> _Kaynak metin_:
╔══

Üstelik kış mevsimi olduğundan, kendileri üşüyüp titremekte ve hayvanları yiyecek yem bulamayıp ölmeye başlayınca şaşıp kalmışlardı. Kısacası arada hendek bulunduğundan iki ordu birbiriyle çarpışamayıp, sadece karşılıklı ok atmaktaydılar.
Fakat Amir İbni Lueyy soyundan Amr İbni Abdivedd adlı yaman süvari, Beni Mahzum’dan İkrime İbni Ebu Cehil, Hübeyre İbni Ebu Vehb, Nevfel İbni Abdullah İbni Mugire, Hazreti Ömer’in biraderi olan Dırar İbni’l-Hattab ve Mirdas İbni Muharib adlı süvariler, atlarını zorlayıp hendeğin dar bir mahallinden beri tarafa atladılar.
Ebu Süfyan ile Halid İbni Velid de onlara arka olmak üzere bir bölük müşrik ile hendek kenarına kadar geldiler fakat hendeği geçemeyip öte tarafta seyirci gibi durdular.
Amr İbni Abdived arkadaşlarından ayrılarak atını ileri sürüp er diledi. Amr, pek çok hadise görüp geçirmiş, düşmanlarına üstün gelmiş ve yalnız başına nice toplulukları vurup dağıtmış, dengi yok bir yiğit ve silahşorlukta usta bir süvari idi. Bütün Arap kabileleri, onu bir bölük süvariye bedel sayarlardı. Onunla dövüşmek, aslan ile pençeleşmek gibi olup, buna da çok üstün bir cesaret ve cüret gerek idi. Bunun için kimse ona karşı çıkmaya yeltenmedi.

╚══

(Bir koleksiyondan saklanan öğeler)
╔══

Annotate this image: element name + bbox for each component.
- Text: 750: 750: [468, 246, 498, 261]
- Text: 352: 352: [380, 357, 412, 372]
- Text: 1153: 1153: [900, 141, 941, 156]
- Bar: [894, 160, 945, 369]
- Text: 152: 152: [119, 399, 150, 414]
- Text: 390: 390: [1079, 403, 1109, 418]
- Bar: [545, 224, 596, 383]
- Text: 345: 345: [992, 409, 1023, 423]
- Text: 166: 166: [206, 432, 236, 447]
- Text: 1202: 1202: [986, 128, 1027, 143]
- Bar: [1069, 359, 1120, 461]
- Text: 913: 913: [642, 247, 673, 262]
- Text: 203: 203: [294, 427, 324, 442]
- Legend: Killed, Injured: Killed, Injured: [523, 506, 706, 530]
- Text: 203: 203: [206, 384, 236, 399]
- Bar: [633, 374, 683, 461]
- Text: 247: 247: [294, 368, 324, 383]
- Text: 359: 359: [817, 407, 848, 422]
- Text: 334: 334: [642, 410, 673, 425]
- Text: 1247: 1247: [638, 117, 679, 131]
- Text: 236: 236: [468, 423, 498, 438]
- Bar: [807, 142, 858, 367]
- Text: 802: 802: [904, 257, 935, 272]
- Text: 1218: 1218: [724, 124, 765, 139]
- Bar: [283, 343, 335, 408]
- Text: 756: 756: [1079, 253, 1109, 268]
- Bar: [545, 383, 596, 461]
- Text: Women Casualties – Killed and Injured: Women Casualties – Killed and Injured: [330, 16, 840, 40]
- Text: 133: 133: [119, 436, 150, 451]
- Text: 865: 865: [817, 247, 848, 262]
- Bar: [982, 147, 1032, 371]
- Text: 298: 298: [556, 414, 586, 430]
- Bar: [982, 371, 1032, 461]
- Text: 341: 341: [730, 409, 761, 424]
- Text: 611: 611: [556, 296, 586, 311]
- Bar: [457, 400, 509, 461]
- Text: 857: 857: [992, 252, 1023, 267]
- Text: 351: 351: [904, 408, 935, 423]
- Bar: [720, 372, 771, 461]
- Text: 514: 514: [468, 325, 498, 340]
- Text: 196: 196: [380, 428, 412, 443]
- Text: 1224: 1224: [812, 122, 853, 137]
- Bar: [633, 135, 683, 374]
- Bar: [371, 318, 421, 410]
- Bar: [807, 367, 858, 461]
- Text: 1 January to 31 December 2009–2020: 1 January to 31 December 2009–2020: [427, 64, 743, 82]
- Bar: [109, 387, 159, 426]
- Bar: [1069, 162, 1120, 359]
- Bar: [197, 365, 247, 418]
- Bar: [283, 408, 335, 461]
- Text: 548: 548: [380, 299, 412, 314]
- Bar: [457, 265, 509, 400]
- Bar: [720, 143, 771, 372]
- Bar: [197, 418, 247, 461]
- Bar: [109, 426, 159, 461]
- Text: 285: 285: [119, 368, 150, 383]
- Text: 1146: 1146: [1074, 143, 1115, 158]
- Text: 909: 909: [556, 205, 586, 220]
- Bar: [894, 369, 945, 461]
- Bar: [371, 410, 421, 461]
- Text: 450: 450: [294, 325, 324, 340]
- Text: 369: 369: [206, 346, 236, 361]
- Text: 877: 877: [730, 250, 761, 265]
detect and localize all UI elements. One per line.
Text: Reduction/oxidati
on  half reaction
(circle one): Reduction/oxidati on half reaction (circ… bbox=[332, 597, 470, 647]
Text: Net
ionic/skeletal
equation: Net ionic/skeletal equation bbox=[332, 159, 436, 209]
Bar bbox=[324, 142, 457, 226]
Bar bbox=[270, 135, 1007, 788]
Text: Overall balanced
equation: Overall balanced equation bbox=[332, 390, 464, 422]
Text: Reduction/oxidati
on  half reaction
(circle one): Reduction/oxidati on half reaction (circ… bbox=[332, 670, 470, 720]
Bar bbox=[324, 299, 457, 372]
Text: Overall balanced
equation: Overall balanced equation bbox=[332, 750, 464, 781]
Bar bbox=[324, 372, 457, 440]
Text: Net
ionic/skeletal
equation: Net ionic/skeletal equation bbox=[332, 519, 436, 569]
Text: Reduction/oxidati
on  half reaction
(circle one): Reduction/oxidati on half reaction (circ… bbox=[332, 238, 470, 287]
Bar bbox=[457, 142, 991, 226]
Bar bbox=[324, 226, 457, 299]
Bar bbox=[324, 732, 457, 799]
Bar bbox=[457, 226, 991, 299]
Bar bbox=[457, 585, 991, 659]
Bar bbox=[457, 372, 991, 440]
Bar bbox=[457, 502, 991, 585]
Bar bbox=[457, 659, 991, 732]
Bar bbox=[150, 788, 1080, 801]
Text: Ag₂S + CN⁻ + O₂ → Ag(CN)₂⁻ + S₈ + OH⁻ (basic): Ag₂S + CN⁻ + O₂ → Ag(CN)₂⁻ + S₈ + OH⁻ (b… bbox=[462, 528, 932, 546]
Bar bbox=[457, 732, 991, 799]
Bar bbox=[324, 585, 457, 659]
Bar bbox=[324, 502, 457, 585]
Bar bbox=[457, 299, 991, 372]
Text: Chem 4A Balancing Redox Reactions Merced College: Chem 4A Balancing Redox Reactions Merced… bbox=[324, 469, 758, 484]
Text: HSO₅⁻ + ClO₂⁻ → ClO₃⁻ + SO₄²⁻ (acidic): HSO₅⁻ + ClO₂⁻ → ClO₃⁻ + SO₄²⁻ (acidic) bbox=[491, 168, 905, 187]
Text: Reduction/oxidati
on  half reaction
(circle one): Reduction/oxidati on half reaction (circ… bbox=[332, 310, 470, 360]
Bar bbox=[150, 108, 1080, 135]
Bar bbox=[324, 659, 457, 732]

╚══

> _Görev koşulları_:
Hendek anlatısına göre atlarını zorlayıp hendeğin dar bir yerinden beri tarafa atlayan süvariler kimlerdir? Bu çalışmada kayıtlara ihtiyaç yoktur.

> _Yanıt_:
Amr İbni Abdivedd, İkrime İbni Ebu Cehil, Hübeyre İbni Ebu Vehb, Nevfel İbni Abdullah İbni Mugire, Dırar İbni'l-Hattab, Mirdas İbni Muharib